[DATA SHOWN start]

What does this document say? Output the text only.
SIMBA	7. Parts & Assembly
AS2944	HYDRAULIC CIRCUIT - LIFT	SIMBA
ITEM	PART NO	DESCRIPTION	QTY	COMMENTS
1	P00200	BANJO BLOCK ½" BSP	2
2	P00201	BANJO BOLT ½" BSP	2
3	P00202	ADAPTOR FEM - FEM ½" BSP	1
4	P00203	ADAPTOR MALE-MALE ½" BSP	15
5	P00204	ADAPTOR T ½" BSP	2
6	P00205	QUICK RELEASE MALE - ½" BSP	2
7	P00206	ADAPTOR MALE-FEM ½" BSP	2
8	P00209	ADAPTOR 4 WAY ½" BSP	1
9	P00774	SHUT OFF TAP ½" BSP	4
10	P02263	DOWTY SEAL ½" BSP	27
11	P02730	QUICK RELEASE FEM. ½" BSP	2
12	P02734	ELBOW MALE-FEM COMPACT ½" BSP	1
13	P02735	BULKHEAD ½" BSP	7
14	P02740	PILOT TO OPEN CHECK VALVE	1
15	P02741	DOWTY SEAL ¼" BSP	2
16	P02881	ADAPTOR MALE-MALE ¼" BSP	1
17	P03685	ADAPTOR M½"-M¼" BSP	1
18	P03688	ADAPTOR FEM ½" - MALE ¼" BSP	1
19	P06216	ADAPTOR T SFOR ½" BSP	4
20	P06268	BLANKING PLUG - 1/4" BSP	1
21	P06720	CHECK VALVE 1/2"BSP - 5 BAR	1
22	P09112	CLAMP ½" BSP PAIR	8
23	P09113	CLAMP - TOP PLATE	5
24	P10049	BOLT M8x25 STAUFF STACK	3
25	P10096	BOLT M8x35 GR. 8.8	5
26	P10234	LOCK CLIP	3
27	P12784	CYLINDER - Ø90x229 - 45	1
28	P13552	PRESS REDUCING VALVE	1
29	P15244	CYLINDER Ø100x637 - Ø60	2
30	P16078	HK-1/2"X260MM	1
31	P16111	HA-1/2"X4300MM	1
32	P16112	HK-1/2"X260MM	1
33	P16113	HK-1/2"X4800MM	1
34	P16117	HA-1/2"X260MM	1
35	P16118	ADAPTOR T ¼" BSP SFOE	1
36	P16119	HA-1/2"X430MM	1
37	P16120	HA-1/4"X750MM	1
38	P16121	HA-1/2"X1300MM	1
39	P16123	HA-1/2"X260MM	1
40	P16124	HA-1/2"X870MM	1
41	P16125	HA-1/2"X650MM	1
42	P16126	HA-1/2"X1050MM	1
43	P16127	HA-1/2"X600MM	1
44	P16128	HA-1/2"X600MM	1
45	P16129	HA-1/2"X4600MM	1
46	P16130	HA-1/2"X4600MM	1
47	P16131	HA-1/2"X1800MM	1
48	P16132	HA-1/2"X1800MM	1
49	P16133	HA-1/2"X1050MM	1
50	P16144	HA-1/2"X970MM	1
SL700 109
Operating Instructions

[DATA SHOWN end]

--- WRITTEN PROBLEM ---
Print the entries exactly. Include every one.

--- OUTPUT ---
What does this document say? Output the text only.
SIMBA	7. Parts & Assembly
AS2944	HYDRAULIC CIRCUIT - LIFT	SIMBA
ITEM	PART NO	DESCRIPTION	QTY	COMMENTS
1	P00200	BANJO BLOCK ½" BSP	2
2	P00201	BANJO BOLT ½" BSP	2
3	P00202	ADAPTOR FEM - FEM ½" BSP	1
4	P00203	ADAPTOR MALE-MALE ½" BSP	15
5	P00204	ADAPTOR T ½" BSP	2
6	P00205	QUICK RELEASE MALE - ½" BSP	2
7	P00206	ADAPTOR MALE-FEM ½" BSP	2
8	P00209	ADAPTOR 4 WAY ½" BSP	1
9	P00774	SHUT OFF TAP ½" BSP	4
10	P02263	DOWTY SEAL ½" BSP	27
11	P02730	QUICK RELEASE FEM. ½" BSP	2
12	P02734	ELBOW MALE-FEM COMPACT ½" BSP	1
13	P02735	BULKHEAD ½" BSP	7
14	P02740	PILOT TO OPEN CHECK VALVE	1
15	P02741	DOWTY SEAL ¼" BSP	2
16	P02881	ADAPTOR MALE-MALE ¼" BSP	1
17	P03685	ADAPTOR M½"-M¼" BSP	1
18	P03688	ADAPTOR FEM ½" - MALE ¼" BSP	1
19	P06216	ADAPTOR T SFOR ½" BSP	4
20	P06268	BLANKING PLUG - 1/4" BSP	1
21	P06720	CHECK VALVE 1/2"BSP - 5 BAR	1
22	P09112	CLAMP ½" BSP PAIR	8
23	P09113	CLAMP - TOP PLATE	5
24	P10049	BOLT M8x25 STAUFF STACK	3
25	P10096	BOLT M8x35 GR. 8.8	5
26	P10234	LOCK CLIP	3
27	P12784	CYLINDER - Ø90x229 - 45	1
28	P13552	PRESS REDUCING VALVE	1
29	P15244	CYLINDER Ø100x637 - Ø60	2
30	P16078	HK-1/2"X260MM	1
31	P16111	HA-1/2"X4300MM	1
32	P16112	HK-1/2"X260MM	1
33	P16113	HK-1/2"X4800MM	1
34	P16117	HA-1/2"X260MM	1
35	P16118	ADAPTOR T ¼" BSP SFOE	1
36	P16119	HA-1/2"X430MM	1
37	P16120	HA-1/4"X750MM	1
38	P16121	HA-1/2"X1300MM	1
39	P16123	HA-1/2"X260MM	1
40	P16124	HA-1/2"X870MM	1
41	P16125	HA-1/2"X650MM	1
42	P16126	HA-1/2"X1050MM	1
43	P16127	HA-1/2"X600MM	1
44	P16128	HA-1/2"X600MM	1
45	P16129	HA-1/2"X4600MM	1
46	P16130	HA-1/2"X4600MM	1
47	P16131	HA-1/2"X1800MM	1
48	P16132	HA-1/2"X1800MM	1
49	P16133	HA-1/2"X1050MM	1
50	P16144	HA-1/2"X970MM	1
SL700 109
Operating Instructions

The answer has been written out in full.